▸ **WHAT IS BEING ASKED**
Across the entries below, how many lines contain the string "intervention"? Give only the count.

====

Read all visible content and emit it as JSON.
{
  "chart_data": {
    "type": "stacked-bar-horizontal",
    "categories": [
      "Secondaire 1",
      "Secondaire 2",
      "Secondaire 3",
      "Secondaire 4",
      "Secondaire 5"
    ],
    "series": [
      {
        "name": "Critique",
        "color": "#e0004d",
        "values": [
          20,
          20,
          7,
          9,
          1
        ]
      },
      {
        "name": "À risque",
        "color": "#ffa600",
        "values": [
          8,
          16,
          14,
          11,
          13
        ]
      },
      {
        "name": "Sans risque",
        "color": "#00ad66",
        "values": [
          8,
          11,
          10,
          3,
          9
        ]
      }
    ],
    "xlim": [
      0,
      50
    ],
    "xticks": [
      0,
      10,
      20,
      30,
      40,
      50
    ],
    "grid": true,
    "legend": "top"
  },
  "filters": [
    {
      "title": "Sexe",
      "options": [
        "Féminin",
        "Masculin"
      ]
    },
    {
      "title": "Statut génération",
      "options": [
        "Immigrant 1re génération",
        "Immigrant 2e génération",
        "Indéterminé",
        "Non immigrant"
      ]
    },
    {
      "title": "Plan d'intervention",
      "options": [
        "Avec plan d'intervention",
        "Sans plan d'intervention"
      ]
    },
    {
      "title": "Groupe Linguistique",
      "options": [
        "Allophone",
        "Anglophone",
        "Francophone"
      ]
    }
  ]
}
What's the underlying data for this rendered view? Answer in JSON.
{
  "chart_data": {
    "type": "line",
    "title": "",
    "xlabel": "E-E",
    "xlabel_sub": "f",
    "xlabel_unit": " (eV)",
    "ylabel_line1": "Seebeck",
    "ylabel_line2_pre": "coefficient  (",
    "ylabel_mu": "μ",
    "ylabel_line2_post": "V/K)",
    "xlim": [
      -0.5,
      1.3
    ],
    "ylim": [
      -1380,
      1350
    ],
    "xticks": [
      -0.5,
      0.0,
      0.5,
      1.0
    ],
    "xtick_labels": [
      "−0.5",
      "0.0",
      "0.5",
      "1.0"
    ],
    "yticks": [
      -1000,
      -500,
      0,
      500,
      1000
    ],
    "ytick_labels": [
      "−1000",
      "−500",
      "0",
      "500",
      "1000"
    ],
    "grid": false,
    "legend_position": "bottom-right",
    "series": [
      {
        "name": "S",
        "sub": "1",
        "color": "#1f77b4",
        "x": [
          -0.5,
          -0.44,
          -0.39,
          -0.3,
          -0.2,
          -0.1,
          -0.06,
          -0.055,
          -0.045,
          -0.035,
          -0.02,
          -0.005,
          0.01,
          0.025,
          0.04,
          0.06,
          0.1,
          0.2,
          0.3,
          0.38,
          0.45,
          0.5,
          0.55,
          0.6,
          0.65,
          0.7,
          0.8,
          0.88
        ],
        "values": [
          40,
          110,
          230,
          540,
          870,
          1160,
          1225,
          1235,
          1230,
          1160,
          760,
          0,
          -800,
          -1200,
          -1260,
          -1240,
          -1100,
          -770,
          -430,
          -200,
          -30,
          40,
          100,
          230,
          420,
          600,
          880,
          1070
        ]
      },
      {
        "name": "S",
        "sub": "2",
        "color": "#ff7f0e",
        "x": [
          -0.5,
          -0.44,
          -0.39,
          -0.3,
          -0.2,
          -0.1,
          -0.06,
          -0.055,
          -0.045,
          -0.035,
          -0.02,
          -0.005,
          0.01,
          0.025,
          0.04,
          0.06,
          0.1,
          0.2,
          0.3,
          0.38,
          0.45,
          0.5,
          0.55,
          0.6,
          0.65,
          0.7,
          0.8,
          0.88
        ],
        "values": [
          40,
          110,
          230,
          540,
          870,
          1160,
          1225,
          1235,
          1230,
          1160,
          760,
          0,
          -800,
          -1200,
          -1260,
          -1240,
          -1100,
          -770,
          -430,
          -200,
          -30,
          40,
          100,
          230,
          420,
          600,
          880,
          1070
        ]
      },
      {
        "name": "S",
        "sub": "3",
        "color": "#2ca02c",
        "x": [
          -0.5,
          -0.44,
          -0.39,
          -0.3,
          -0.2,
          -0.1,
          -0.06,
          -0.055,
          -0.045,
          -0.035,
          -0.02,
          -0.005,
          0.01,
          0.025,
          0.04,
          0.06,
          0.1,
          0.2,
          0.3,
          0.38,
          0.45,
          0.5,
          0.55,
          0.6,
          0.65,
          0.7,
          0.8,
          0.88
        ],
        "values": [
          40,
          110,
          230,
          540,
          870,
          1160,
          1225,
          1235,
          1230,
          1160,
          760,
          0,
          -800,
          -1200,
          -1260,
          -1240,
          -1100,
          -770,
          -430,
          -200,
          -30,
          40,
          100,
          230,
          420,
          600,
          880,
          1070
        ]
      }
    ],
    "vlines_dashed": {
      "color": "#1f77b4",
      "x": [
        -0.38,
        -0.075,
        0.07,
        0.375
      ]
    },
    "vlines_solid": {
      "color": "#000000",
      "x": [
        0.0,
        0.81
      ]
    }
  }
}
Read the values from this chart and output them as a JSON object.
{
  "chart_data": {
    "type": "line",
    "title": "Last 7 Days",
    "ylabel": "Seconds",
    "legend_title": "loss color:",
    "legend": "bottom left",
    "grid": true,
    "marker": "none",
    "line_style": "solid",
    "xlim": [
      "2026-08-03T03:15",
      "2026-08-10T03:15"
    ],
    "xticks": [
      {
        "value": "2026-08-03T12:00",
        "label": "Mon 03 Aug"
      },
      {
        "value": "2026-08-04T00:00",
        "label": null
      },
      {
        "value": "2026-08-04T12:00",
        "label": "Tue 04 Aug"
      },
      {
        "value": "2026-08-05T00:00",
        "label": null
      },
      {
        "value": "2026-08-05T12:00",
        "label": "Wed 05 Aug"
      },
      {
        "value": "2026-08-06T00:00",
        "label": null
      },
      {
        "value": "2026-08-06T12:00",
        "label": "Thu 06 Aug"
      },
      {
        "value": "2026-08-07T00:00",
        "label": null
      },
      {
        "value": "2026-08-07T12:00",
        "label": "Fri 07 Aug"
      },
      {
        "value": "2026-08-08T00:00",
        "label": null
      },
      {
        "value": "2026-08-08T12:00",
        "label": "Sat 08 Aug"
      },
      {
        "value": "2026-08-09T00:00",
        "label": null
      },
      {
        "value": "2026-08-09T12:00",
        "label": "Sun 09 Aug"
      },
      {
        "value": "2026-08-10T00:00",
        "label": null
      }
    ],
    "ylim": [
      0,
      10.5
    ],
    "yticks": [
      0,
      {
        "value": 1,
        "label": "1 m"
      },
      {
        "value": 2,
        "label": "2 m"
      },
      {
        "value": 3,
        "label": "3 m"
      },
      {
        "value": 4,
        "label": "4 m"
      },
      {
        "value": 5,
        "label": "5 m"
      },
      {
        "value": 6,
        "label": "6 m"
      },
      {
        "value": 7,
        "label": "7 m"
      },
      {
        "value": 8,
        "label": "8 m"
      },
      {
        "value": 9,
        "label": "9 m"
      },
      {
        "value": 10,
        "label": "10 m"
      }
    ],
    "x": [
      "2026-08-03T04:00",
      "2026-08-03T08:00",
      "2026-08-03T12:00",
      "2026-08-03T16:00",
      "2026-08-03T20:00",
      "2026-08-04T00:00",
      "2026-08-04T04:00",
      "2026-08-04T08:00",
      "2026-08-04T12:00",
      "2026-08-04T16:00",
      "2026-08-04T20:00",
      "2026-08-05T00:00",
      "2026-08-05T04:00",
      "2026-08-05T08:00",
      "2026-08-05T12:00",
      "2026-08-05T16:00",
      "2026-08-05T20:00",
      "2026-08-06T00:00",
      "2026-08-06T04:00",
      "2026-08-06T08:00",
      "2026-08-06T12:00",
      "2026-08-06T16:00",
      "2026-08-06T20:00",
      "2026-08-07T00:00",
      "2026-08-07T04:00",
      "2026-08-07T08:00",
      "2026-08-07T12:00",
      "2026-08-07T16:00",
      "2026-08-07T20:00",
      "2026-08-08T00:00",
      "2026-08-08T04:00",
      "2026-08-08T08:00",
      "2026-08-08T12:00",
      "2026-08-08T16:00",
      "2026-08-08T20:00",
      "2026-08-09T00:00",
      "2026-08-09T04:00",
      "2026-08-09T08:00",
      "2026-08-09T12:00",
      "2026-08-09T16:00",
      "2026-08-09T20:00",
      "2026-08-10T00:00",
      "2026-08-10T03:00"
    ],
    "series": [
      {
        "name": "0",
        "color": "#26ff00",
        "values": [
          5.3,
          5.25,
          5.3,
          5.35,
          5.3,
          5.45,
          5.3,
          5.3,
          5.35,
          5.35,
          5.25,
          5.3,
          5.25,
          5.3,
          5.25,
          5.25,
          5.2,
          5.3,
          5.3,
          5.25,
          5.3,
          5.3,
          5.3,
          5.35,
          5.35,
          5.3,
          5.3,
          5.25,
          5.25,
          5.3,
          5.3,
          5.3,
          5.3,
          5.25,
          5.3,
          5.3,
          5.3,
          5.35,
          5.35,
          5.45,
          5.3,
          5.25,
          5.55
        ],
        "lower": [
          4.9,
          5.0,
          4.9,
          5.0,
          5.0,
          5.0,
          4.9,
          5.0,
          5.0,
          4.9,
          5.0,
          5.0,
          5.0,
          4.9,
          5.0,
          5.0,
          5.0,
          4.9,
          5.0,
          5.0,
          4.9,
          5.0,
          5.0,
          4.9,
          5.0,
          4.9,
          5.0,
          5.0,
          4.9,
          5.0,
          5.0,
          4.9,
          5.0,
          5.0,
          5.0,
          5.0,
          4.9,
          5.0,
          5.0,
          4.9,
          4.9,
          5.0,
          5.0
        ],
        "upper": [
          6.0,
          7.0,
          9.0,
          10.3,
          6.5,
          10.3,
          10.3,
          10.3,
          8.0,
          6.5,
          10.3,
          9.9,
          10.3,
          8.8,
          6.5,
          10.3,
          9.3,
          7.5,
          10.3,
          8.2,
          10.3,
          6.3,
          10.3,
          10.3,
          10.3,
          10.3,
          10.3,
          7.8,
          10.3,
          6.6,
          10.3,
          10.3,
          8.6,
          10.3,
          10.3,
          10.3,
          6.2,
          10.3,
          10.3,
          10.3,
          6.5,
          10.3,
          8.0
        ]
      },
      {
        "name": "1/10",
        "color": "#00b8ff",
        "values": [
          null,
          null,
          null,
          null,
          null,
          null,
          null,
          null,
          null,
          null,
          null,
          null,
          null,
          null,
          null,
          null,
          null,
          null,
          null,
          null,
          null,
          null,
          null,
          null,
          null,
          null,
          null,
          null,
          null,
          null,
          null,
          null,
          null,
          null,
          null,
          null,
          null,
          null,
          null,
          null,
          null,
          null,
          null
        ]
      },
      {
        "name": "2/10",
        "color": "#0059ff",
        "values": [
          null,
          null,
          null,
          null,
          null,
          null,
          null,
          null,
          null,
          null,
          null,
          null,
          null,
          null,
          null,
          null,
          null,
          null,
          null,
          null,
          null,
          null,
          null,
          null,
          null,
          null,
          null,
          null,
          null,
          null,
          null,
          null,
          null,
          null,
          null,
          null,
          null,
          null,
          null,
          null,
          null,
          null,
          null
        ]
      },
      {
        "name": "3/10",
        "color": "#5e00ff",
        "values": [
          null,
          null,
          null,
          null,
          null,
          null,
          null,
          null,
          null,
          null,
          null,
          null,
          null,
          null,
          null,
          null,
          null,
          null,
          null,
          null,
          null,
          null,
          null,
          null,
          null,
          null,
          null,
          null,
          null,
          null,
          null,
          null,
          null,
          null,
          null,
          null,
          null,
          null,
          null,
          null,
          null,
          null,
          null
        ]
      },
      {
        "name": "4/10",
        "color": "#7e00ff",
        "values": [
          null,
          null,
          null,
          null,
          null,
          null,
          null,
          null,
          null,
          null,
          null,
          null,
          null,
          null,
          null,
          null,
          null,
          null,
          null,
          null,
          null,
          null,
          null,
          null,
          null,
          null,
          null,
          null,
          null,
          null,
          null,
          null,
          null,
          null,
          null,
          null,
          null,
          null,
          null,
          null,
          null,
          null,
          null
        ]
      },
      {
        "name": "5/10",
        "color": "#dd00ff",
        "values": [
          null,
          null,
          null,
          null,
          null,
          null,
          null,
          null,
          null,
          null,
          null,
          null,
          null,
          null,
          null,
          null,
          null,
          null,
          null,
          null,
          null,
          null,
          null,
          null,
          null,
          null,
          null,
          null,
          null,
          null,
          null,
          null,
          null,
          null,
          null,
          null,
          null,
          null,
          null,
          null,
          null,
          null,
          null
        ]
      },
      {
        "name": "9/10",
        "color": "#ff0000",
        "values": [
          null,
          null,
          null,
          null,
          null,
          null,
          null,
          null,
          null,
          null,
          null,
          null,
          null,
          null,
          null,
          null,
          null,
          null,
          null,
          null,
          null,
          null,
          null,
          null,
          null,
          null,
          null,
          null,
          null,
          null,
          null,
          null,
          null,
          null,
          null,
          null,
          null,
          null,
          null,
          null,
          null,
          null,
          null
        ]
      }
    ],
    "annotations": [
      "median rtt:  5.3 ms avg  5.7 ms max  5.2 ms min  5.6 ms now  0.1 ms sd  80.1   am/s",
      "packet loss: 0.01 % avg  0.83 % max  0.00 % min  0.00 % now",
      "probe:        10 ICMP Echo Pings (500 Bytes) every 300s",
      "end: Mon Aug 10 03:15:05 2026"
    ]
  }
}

====

▸ **THE RESULT**
3